— START —
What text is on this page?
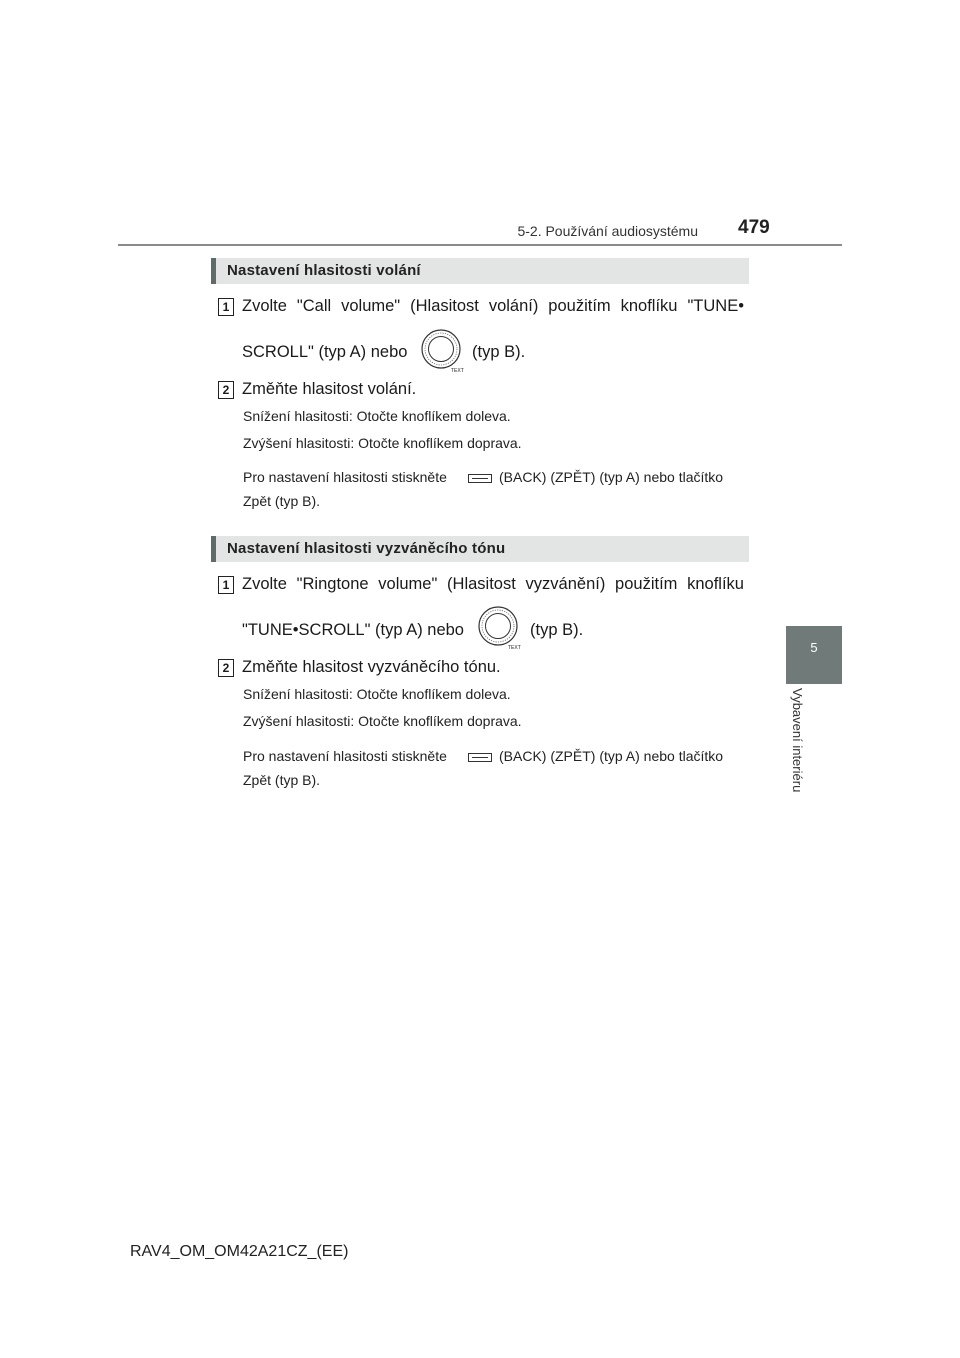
5-2. Používání audiosystému 479
5
Vybavení interiéru
Nastavení hlasitosti volání
1 Zvolte "Call volume" (Hlasitost volání) použitím knoflíku "TUNE•
SCROLL" (typ A) nebo
TEXT
(typ B).
2 Změňte hlasitost volání.
Snížení hlasitosti: Otočte knoflíkem doleva.
Zvýšení hlasitosti: Otočte knoflíkem doprava.
Pro nastavení hlasitosti stiskněte	(BACK) (ZPĚT) (typ A) nebo tlačítko
Zpět (typ B).
Nastavení hlasitosti vyzváněcího tónu
1 Zvolte "Ringtone volume" (Hlasitost vyzvánění) použitím knoflíku
"TUNE•SCROLL" (typ A) nebo
TEXT
(typ B).
2 Změňte hlasitost vyzváněcího tónu.
Snížení hlasitosti: Otočte knoflíkem doleva.
Zvýšení hlasitosti: Otočte knoflíkem doprava.
Pro nastavení hlasitosti stiskněte	(BACK) (ZPĚT) (typ A) nebo tlačítko
Zpět (typ B).
RAV4_OM_OM42A21CZ_(EE)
— END —
● SET PROBLEM
Show every line that contains the word "Zvolte".

● ANSWER TO THIS TASK
1 Zvolte "Call volume" (Hlasitost volání) použitím knoflíku "TUNE•
1 Zvolte "Ringtone volume" (Hlasitost vyzvánění) použitím knoflíku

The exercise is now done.